[DOCUMENT EXTRACT]
# Does my mini rex have good show markings?



## Katie Kay (Feb 14, 2010)

This is my mini rex doe, Lulu. she is 3 years old. i was just wondering if she had good show marks. i have been showing her under pet atmy local junior fairbecause i was not sure if she was qualified to be shown under mini rex. she is pure bred. please give me your opinion! thanks so much!
[line]
Always Love, Katie and Lulu


----------



## wooly_queen (Feb 14, 2010)

I think she has enough color...her ears a to long to balance with her head, I know that for sure anyway. lol

she's very cute.


----------



## BlueCamasRabbitry (Feb 14, 2010)

It's not really about their colouring, it's more so their body type.  

She looks a little long in the shoulders. Her ears are a little too long as well. Her hindquarters could be a little more filled out. It's kind of hard to tell anything else because she isn't posed correctly. She seems to be a little long and narrow in the midsection, but it may just be the way she is sitting in those pics. 

I wouldn't use her as a brood doe, though.  

Emily


----------



## wooly_queen (Feb 14, 2010)

*BlueSkyAcresRabbitry wrote: *


> It's not really about their colouring, it's more so their body type.
> 
> She looks a little long in the shoulders. Her ears are a little too long as well. Her hindquarters could be a little more filled out. It's kind of hard to tell anything else because she isn't posed correctly. She seems to be a little long and narrow in the midsection, but it may just be the way she is sitting in those pics.
> 
> ...


So if I were you, I would start fresh with a new breeding pair of your favorite mini rex color perhaps.


----------



## Blaze_Amita (Feb 15, 2010)

her hind end doesn't look quite right. She looks long in body, I had a broken opal doe that was that lightly marked and she was fine on the table(she was also long in body, looked just like your doe but opal not castor)


----------



## Erins Rabbits (Feb 15, 2010)

She looks show able, but not show quality by any means. I really hope this doesn't offend you, but I would deffinitely not breed her. Does she have a pedigree? If she doesn't, you shouldn't even consider it. I won't go into the faults unless you are really looking for a critique. 

She looks like she's strictly pet quality, I would buy a nice showy pair or a Trio- A show buck, a show doe, and a broody gal. Make sure you get pedigrees on all of them! Cannot stress that enough!


----------



## Katie Kay (Feb 15, 2010)

You guys u have to remember that this is my baby girl you are bashing so freely! and i love her to much to let you say that she isn't good enough. i asked a simple question. doesn't anyone think she could show well?!


----------



## Starlight Rabbitry (Feb 15, 2010)

*Katie Kay wrote: *


> You guys u have to remember that this is my baby girl you are bashing so freely! and i love her to much to let you say that she isn't good enough. i asked a simple question. doesn't anyone think she could show well?!



Nobody here is "bashing" your pet. They are answering the question you had asked. If you didn't want people to give you honest answers then I suggest you not ask a question. 

You have to understand that Mini Rex are VERY competitive. There are a TON of breeders out there who have outstanding animals. Therefore, Mini Rex need to be almost "perfect" to stand a chance of winning on the table.

I am glad that she has a wonderful home. Sounds like you care about her and love her. Please don't take it to heart that she has faults. It does not change the fact that she is your "baby" 

Sharon


----------



## wooly_queen (Feb 15, 2010)

Spatial annotation entries
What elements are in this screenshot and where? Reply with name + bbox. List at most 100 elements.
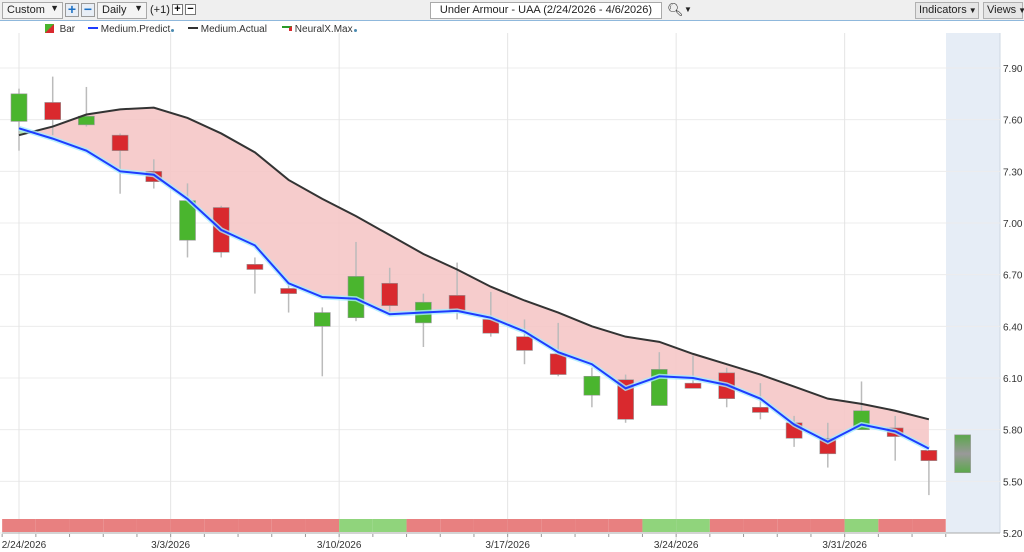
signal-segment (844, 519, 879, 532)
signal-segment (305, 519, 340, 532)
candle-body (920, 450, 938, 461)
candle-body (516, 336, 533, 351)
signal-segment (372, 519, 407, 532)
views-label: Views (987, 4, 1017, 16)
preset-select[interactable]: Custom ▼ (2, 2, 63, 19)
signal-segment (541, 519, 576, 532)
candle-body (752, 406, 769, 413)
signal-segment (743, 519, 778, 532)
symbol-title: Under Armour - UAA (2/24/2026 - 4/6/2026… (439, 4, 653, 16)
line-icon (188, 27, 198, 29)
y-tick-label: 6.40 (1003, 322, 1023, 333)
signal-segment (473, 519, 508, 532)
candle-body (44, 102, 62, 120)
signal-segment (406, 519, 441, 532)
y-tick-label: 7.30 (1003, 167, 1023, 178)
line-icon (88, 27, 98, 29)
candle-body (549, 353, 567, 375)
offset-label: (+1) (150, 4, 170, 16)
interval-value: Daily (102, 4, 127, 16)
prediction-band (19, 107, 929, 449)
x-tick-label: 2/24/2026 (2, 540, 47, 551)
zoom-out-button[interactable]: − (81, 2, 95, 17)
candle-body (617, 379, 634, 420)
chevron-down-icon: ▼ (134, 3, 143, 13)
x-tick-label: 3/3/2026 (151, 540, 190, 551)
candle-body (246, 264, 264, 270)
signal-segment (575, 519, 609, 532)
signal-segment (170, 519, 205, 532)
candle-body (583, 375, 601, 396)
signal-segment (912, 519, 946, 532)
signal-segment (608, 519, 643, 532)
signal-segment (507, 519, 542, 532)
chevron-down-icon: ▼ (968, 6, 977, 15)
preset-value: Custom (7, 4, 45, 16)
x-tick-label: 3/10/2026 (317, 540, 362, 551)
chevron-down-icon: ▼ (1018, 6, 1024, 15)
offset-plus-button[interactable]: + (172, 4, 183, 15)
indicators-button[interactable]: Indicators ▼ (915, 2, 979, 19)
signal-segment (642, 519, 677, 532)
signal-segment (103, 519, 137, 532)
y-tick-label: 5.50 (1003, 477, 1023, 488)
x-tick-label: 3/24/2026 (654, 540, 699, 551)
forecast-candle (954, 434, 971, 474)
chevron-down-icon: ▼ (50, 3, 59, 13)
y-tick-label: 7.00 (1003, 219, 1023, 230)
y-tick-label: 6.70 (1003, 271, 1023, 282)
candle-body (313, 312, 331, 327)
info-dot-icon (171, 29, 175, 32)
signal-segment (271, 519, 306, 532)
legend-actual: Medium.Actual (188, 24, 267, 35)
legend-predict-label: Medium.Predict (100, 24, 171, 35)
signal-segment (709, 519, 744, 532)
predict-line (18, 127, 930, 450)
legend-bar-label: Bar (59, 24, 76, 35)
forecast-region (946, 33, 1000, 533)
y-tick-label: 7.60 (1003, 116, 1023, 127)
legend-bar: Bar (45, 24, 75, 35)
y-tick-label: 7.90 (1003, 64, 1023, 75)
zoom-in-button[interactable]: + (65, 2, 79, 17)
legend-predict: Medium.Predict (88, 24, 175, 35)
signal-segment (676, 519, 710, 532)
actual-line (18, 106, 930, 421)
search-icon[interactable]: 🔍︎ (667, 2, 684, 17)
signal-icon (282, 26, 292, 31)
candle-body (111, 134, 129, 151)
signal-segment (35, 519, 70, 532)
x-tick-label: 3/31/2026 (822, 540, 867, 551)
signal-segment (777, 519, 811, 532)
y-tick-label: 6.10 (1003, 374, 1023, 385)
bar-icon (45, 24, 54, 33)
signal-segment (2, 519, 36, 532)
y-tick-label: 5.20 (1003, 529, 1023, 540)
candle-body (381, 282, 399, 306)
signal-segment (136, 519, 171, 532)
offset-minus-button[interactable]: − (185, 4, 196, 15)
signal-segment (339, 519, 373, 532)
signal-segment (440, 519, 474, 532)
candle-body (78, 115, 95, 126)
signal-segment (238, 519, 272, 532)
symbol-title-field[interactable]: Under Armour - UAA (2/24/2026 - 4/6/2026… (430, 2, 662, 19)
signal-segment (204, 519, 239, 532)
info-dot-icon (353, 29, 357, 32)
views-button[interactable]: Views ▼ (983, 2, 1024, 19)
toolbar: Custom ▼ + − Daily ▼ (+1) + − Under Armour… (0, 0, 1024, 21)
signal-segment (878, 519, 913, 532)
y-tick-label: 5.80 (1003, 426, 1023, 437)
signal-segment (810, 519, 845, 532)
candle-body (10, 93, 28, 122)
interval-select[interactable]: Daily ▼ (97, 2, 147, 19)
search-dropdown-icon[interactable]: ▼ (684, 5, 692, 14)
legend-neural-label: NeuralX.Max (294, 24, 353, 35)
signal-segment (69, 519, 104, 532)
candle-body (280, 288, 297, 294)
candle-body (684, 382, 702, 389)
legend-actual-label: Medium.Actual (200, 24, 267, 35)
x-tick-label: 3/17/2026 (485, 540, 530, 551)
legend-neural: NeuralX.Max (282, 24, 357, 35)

[GIVEN REQUEST A] In the mini rex forum thread, list every distinct username that appears in a post heading, in order of first appearance.
[GIVEN REQUEST B] Write the next part of the mini rex forum thread, picking up from its final line.
This material is not needed for any of the work.

[EXERCISE RESPONSE A]
Katie Kay
wooly_queen
BlueCamasRabbitry
Blaze_Amita
Erins Rabbits
Starlight Rabbitry

[EXERCISE RESPONSE B]
*Starlight Rabbitry wrote: *


> *Katie Kay wrote: *
> 
> 
> > You guys u have to remember that this is my baby girl you are bashing so freely! and i love her to much to let you say that she isn't good enough. i asked a simple question. doesn't anyone think she could show well?!
> ...






Yes, Mini Rex are VERY competative.Try not to besensitive to the critiques. If you try to show her, trust me the judges will give worse opionions...and if you breed her you would be wasting your time. You would have babies that aren't in the best quality and wont win either. So if you really want to breed and show mini rex, saveup a bunch of money so you can get your hands on some of the best. 

We don't mean to offend you, we are just trying to be honest. Raising rabbits isn't really for the faint hearted. Sometimes it tough.


----------



## irishbunny (Feb 15, 2010)

*Katie Kay wrote: *


> You guys u have to remember that this is my baby girl you are bashing so freely! and i love her to much to let you say that she isn't good enough. i asked a simple question. doesn't anyone think she could show well?!



They are saying she isn't good enough for breeding/showing. When you ask for critique, the breeders/showers on here will point out what doesn't/does make her good for showing/breeding. They aren't talking about her ability as a good pet, or they aren'tcriticizing her as a pet. She is of course, very cute and sounds like a great pet I'm sure the breeders will agree with that.

You asked does she have good show markings, and they are just pointing out why she isn't a good show/breeding doe. They are doing what you asked This is the rabbitry and show forum, so when you post about stuff like this they are just going to give you the truth. Again, she looks and sounds like a great pet, but where breeding and showing is concerned, she isn't good.


----------



## pintoluver112104 (Feb 15, 2010)

To be a good broken the judges are looking for 50/50 color but my lightly marked mini rex did well on the table. They also need to have color on both sides of the nose and no white on the ears. Sometimes the judges will let the white on the ears go, but it's really not supposed to be there. And you could still breed her if you really wanted, you would just have to find a very "typey" buck to breed her to. That's what I do with mine, none of mine are perfect but I breed to make them better.


----------



## wooly_queen (Feb 15, 2010)

*pintoluver112104 wrote: *


> To be a good broken the judges are looking for 50/50 color but my lightly marked mini rex did well on the table. They also need to have color on both sides of the nose and no white on the ears. Sometimes the judges will let the white on the ears go, but it's really not supposed to be there. And you could still breed her if you really wanted, you would just have to find a very "typey" buck to breed her to. That's what I do with mine, none of mine are perfect but I breed to make them better.


VERY VERY typey buck. But still no guarantees. Just think about it.


----------



## bearbop (Feb 15, 2010)

love her


----------



## BlueCamasRabbitry (Feb 15, 2010)

*Katie Kay wrote: *


> You guys u have to remember that this is my baby girl you are bashing so freely! and i love her to much to let you say that she isn't good enough. i asked a simple question. doesn't anyone think she could show well?!



We're telling you what we think, and we think she probably wouldn't show well. That's what you asked. We're not "bashing" her. You asked us if we think she's showable and we all pointed out her faults... she isn't good enough to be a show/brood rabbit, but that doesn't mean she can't still be a pet. 

If you think we're bashing her, it makes me wonder how you'd be able to handle the judges' comments when evaluating and judging?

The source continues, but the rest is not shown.